# Dataset records
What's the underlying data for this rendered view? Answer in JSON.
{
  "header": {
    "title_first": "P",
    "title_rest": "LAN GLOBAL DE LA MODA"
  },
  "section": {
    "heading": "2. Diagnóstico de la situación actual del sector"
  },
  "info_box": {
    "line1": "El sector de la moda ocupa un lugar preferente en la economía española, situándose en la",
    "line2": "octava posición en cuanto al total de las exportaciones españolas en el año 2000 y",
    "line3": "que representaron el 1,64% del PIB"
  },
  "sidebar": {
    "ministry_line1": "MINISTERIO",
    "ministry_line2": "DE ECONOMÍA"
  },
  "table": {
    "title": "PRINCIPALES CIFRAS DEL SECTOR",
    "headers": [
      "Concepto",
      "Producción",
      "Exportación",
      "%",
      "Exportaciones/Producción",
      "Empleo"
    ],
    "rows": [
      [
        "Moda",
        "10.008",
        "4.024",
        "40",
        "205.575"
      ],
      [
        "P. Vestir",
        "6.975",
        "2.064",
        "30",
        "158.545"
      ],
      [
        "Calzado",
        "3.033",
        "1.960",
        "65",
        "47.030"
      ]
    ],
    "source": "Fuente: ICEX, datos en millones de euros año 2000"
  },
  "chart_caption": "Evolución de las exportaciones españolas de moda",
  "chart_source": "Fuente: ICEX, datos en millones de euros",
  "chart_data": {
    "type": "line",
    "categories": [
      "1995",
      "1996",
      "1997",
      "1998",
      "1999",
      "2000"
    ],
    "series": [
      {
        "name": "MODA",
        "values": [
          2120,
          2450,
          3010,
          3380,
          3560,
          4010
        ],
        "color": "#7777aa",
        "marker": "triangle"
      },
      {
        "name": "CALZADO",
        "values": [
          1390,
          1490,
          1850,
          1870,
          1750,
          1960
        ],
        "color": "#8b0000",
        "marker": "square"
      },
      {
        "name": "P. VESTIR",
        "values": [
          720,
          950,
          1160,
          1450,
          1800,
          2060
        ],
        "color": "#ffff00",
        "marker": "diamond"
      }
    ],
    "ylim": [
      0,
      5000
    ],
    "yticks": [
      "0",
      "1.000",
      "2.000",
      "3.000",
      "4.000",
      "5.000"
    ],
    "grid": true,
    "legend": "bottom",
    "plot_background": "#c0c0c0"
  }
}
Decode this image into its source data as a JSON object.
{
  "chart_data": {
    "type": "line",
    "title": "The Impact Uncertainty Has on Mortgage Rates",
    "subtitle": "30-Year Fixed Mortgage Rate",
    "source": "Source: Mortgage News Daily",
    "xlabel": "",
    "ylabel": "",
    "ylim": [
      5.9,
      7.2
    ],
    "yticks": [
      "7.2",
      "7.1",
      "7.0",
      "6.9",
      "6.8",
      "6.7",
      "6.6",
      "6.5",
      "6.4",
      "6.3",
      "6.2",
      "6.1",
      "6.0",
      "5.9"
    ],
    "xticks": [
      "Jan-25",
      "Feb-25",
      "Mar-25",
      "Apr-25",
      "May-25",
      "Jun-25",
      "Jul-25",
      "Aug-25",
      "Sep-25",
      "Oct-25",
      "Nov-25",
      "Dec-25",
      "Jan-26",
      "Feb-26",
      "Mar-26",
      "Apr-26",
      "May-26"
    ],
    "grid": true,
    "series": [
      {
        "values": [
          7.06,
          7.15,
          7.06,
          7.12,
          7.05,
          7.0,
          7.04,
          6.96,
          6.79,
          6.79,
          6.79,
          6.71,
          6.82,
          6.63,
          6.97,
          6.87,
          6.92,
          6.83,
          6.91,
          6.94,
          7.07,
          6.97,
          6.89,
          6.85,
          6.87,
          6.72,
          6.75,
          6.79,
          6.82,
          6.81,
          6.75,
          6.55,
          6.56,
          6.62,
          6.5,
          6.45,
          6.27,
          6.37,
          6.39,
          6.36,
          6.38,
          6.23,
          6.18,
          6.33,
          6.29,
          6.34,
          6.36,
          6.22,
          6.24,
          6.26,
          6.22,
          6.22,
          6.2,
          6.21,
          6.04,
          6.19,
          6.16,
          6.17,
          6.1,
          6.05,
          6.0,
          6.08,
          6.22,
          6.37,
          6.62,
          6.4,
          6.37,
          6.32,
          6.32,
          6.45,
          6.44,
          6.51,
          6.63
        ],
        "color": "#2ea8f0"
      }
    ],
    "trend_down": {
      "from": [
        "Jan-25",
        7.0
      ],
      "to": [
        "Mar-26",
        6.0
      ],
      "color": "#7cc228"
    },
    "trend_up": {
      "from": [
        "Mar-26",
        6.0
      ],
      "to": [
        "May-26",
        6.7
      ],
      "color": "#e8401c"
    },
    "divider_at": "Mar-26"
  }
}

# Written exercise
Report only how many lines in the entries contain "color".

# Solved exercise
6